[Visual layout data]

+++++

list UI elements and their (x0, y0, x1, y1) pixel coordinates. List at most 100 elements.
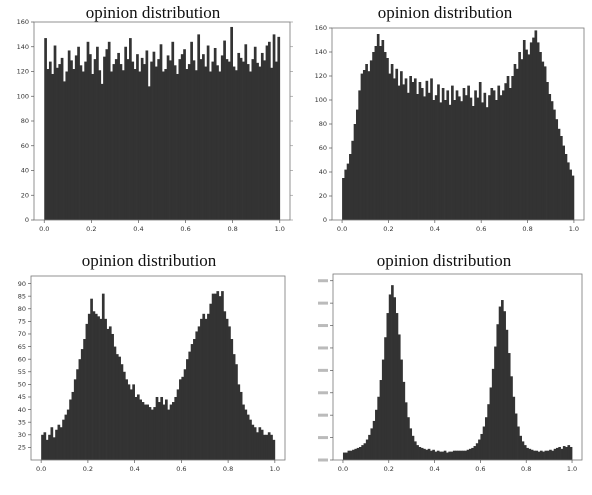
histogram-bar (558, 446, 561, 460)
histogram-bar (416, 445, 419, 460)
x-tick-label: 0.8 (223, 465, 233, 473)
histogram-bar (534, 30, 538, 221)
histogram-bar (492, 90, 496, 221)
histogram-bar (225, 59, 229, 220)
histogram-bar (50, 427, 54, 460)
histogram-bar (499, 95, 503, 220)
histogram-bar (430, 450, 433, 460)
histogram-bar (146, 404, 150, 460)
histogram-bar (546, 450, 550, 460)
histogram-bar (365, 439, 369, 460)
histogram-bar (169, 60, 172, 220)
histogram-bar (48, 61, 52, 220)
histogram-bar (434, 95, 438, 220)
histogram-bar (527, 54, 531, 221)
y-tick-label: 80 (21, 117, 29, 125)
histogram-bar (358, 90, 361, 221)
histogram-bar (523, 445, 527, 460)
histogram-bar (555, 119, 559, 220)
histogram-bar (566, 162, 570, 220)
histogram-bar (519, 435, 522, 460)
x-tick-label: 0.4 (129, 465, 139, 473)
histogram-bar (510, 376, 513, 460)
histogram-bar (441, 88, 445, 220)
y-tick-label: 0 (323, 216, 327, 224)
histogram-bar (391, 285, 394, 460)
histogram-bar (66, 409, 70, 460)
histogram-bar (404, 402, 408, 460)
histogram-bar (484, 417, 488, 460)
histogram-bar (482, 426, 486, 460)
plot-frame (30, 275, 286, 461)
histogram-bar (478, 439, 481, 460)
histogram-bar (375, 409, 378, 460)
histogram-bar (256, 62, 259, 221)
y-tick-label: 0 (25, 216, 29, 224)
histogram-bar (427, 92, 431, 220)
histogram-bar (56, 67, 59, 220)
histogram-bar (374, 46, 378, 220)
histogram-bar (211, 61, 215, 220)
histogram-bar (372, 420, 376, 460)
y-tick-label: 160 (17, 18, 29, 26)
histogram-bar (390, 64, 394, 220)
histogram-bar (162, 404, 166, 460)
chart-title-2: opinion distribution (377, 3, 513, 22)
histogram-bar (235, 70, 238, 220)
histogram-bar (192, 60, 196, 220)
histogram-bar (379, 380, 383, 460)
histogram-bar (560, 448, 564, 460)
histogram-bar (420, 88, 424, 220)
histogram-bar (458, 96, 461, 220)
histogram-bar (167, 409, 171, 460)
histogram-bar (249, 71, 252, 220)
histogram-bar (381, 359, 385, 460)
histogram-bar (213, 47, 217, 220)
y-tick-label: 45 (18, 393, 26, 401)
histogram-bar (92, 311, 96, 460)
histogram-bar (451, 85, 454, 220)
chart-panel-3: opinion distribution 0.0 0.2 0.4 0.6 0.8 1.0 2… (4, 244, 294, 492)
histogram-bar (143, 64, 146, 220)
histogram-bar (459, 450, 463, 460)
histogram-bar (502, 90, 505, 221)
histogram-bar (553, 109, 556, 220)
histogram-bar (57, 424, 61, 460)
histogram-bar (258, 66, 262, 220)
x-tick-label: 0.6 (180, 225, 190, 233)
histogram-bar (525, 49, 528, 220)
histogram-bar (393, 297, 396, 460)
histogram-bar (140, 57, 144, 221)
histogram-bar (148, 407, 152, 460)
y-tick-label: 80 (18, 305, 26, 313)
histogram-bar (113, 346, 117, 460)
histogram-bar (372, 52, 375, 220)
histogram-bar (413, 78, 417, 221)
histogram-bar (244, 44, 248, 221)
x-tick-label: 0.0 (338, 465, 348, 473)
histogram-bar (473, 446, 477, 460)
histogram-bar (267, 432, 271, 460)
histogram-bar (246, 64, 250, 220)
histogram-bar (404, 78, 408, 221)
histogram-bar (536, 42, 540, 221)
histogram-bar (239, 391, 243, 460)
y-tick-label: 20 (319, 192, 327, 200)
histogram-bar (511, 76, 514, 220)
histogram-bar (157, 59, 160, 220)
histogram-bar (260, 52, 264, 220)
histogram-bar (395, 68, 399, 220)
histogram-bar (246, 414, 250, 460)
x-tick-label: 0.6 (176, 465, 186, 473)
histogram-bar (131, 61, 135, 220)
histogram-bar (386, 58, 389, 220)
histogram-bar (253, 46, 257, 220)
x-tick-label: 0.4 (430, 225, 440, 233)
histogram-bar (397, 85, 401, 220)
histogram-bar (88, 54, 92, 220)
histogram-bar (363, 443, 367, 460)
histogram-bar (193, 339, 196, 460)
histogram-bar (452, 450, 456, 460)
histogram-bar (179, 379, 182, 460)
histogram-bar (122, 371, 126, 460)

+++++

__Exercise instructions__
Reproduce every line of the data above verbatim, leaving out any pictures.

__Complete output__
list UI elements and their (x0, y0, x1, y1) pixel coordinates. List at most 100 elements.
histogram-bar (558, 446, 561, 460)
histogram-bar (416, 445, 419, 460)
x-tick-label: 0.8 (223, 465, 233, 473)
histogram-bar (534, 30, 538, 221)
histogram-bar (492, 90, 496, 221)
histogram-bar (225, 59, 229, 220)
histogram-bar (50, 427, 54, 460)
histogram-bar (499, 95, 503, 220)
histogram-bar (430, 450, 433, 460)
histogram-bar (146, 404, 150, 460)
histogram-bar (546, 450, 550, 460)
histogram-bar (365, 439, 369, 460)
histogram-bar (169, 60, 172, 220)
histogram-bar (48, 61, 52, 220)
histogram-bar (434, 95, 438, 220)
histogram-bar (527, 54, 531, 221)
y-tick-label: 80 (21, 117, 29, 125)
histogram-bar (358, 90, 361, 221)
histogram-bar (523, 445, 527, 460)
histogram-bar (555, 119, 559, 220)
histogram-bar (566, 162, 570, 220)
histogram-bar (519, 435, 522, 460)
x-tick-label: 0.4 (129, 465, 139, 473)
histogram-bar (510, 376, 513, 460)
histogram-bar (441, 88, 445, 220)
y-tick-label: 0 (323, 216, 327, 224)
histogram-bar (391, 285, 394, 460)
histogram-bar (66, 409, 70, 460)
histogram-bar (404, 402, 408, 460)
histogram-bar (484, 417, 488, 460)
histogram-bar (482, 426, 486, 460)
plot-frame (30, 275, 286, 461)
histogram-bar (478, 439, 481, 460)
histogram-bar (375, 409, 378, 460)
histogram-bar (256, 62, 259, 221)
y-tick-label: 0 (25, 216, 29, 224)
histogram-bar (427, 92, 431, 220)
histogram-bar (56, 67, 59, 220)
histogram-bar (374, 46, 378, 220)
histogram-bar (211, 61, 215, 220)
histogram-bar (372, 420, 376, 460)
y-tick-label: 160 (17, 18, 29, 26)
histogram-bar (390, 64, 394, 220)
histogram-bar (162, 404, 166, 460)
chart-title-2: opinion distribution (377, 3, 513, 22)
histogram-bar (235, 70, 238, 220)
histogram-bar (192, 60, 196, 220)
histogram-bar (379, 380, 383, 460)
histogram-bar (560, 448, 564, 460)
histogram-bar (420, 88, 424, 220)
histogram-bar (458, 96, 461, 220)
histogram-bar (167, 409, 171, 460)
histogram-bar (249, 71, 252, 220)
histogram-bar (381, 359, 385, 460)
histogram-bar (213, 47, 217, 220)
y-tick-label: 45 (18, 393, 26, 401)
histogram-bar (92, 311, 96, 460)
histogram-bar (451, 85, 454, 220)
chart-panel-3: opinion distribution 0.0 0.2 0.4 0.6 0.8 1.0 2… (4, 244, 294, 492)
histogram-bar (143, 64, 146, 220)
histogram-bar (459, 450, 463, 460)
histogram-bar (502, 90, 505, 221)
histogram-bar (553, 109, 556, 220)
histogram-bar (57, 424, 61, 460)
histogram-bar (258, 66, 262, 220)
x-tick-label: 0.6 (180, 225, 190, 233)
histogram-bar (525, 49, 528, 220)
histogram-bar (393, 297, 396, 460)
histogram-bar (140, 57, 144, 221)
histogram-bar (148, 407, 152, 460)
y-tick-label: 80 (18, 305, 26, 313)
histogram-bar (113, 346, 117, 460)
histogram-bar (372, 52, 375, 220)
histogram-bar (413, 78, 417, 221)
histogram-bar (244, 44, 248, 221)
x-tick-label: 0.0 (338, 465, 348, 473)
histogram-bar (473, 446, 477, 460)
histogram-bar (267, 432, 271, 460)
histogram-bar (246, 64, 250, 220)
histogram-bar (404, 78, 408, 221)
histogram-bar (536, 42, 540, 221)
histogram-bar (239, 391, 243, 460)
y-tick-label: 20 (319, 192, 327, 200)
histogram-bar (511, 76, 514, 220)
histogram-bar (157, 59, 160, 220)
histogram-bar (260, 52, 264, 220)
histogram-bar (395, 68, 399, 220)
histogram-bar (246, 414, 250, 460)
x-tick-label: 0.6 (176, 465, 186, 473)
histogram-bar (131, 61, 135, 220)
histogram-bar (386, 58, 389, 220)
histogram-bar (253, 46, 257, 220)
x-tick-label: 0.4 (430, 225, 440, 233)
histogram-bar (397, 85, 401, 220)
histogram-bar (88, 54, 92, 220)
histogram-bar (363, 443, 367, 460)
histogram-bar (193, 339, 196, 460)
histogram-bar (452, 450, 456, 460)
histogram-bar (179, 379, 182, 460)
histogram-bar (122, 371, 126, 460)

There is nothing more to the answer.